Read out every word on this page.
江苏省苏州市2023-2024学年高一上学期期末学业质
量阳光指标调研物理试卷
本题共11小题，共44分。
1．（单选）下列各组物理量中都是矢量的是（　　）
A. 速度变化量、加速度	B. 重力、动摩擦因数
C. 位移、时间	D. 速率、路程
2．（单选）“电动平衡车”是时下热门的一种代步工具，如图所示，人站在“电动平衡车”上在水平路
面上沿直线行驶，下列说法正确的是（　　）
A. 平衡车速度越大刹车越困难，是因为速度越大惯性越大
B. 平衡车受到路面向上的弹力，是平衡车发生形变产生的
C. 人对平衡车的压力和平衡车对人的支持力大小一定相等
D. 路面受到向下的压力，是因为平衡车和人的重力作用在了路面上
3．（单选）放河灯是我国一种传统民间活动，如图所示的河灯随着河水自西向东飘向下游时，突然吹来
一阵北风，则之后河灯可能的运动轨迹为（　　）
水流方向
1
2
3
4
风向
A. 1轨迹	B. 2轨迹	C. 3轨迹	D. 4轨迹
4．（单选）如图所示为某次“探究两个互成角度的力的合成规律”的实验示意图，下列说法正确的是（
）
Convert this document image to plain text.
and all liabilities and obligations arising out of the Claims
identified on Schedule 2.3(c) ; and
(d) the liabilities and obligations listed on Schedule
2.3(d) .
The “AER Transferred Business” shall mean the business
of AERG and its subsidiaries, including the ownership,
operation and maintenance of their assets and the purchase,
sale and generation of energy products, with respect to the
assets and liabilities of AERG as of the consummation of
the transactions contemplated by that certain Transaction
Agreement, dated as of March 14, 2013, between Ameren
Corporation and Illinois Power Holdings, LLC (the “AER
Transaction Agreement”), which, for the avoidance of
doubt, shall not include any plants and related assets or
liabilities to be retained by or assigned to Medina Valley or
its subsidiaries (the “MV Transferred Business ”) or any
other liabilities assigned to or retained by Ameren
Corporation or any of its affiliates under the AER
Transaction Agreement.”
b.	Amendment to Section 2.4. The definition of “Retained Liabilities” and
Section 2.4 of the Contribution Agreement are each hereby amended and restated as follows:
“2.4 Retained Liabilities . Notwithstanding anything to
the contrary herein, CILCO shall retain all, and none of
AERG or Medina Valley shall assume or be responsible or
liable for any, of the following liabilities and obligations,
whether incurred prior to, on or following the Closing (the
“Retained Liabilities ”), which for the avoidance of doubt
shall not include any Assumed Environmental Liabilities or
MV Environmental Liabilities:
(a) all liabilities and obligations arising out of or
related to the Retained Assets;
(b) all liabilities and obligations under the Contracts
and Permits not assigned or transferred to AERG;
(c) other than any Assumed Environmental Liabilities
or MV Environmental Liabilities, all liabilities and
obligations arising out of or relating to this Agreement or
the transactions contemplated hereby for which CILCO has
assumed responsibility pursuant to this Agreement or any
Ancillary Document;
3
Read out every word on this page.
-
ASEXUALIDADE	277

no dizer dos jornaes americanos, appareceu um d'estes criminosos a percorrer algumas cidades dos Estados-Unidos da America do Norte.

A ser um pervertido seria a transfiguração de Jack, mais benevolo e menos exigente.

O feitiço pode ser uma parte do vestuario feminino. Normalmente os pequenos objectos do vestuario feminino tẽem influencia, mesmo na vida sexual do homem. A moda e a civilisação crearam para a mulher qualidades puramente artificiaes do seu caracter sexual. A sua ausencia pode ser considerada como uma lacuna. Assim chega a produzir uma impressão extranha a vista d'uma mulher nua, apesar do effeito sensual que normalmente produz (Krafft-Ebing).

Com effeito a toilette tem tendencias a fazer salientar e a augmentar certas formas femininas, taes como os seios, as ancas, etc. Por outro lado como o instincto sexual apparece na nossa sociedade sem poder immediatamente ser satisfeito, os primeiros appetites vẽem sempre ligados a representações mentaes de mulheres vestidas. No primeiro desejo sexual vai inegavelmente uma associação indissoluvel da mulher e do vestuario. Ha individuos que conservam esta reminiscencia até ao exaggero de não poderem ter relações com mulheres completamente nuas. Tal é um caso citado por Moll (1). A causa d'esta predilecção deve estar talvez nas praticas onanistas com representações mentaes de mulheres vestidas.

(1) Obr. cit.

REQUIREMENT:
Report only the number of lines in the data above that contain "subsidiaries".

FULL ANSWER:
2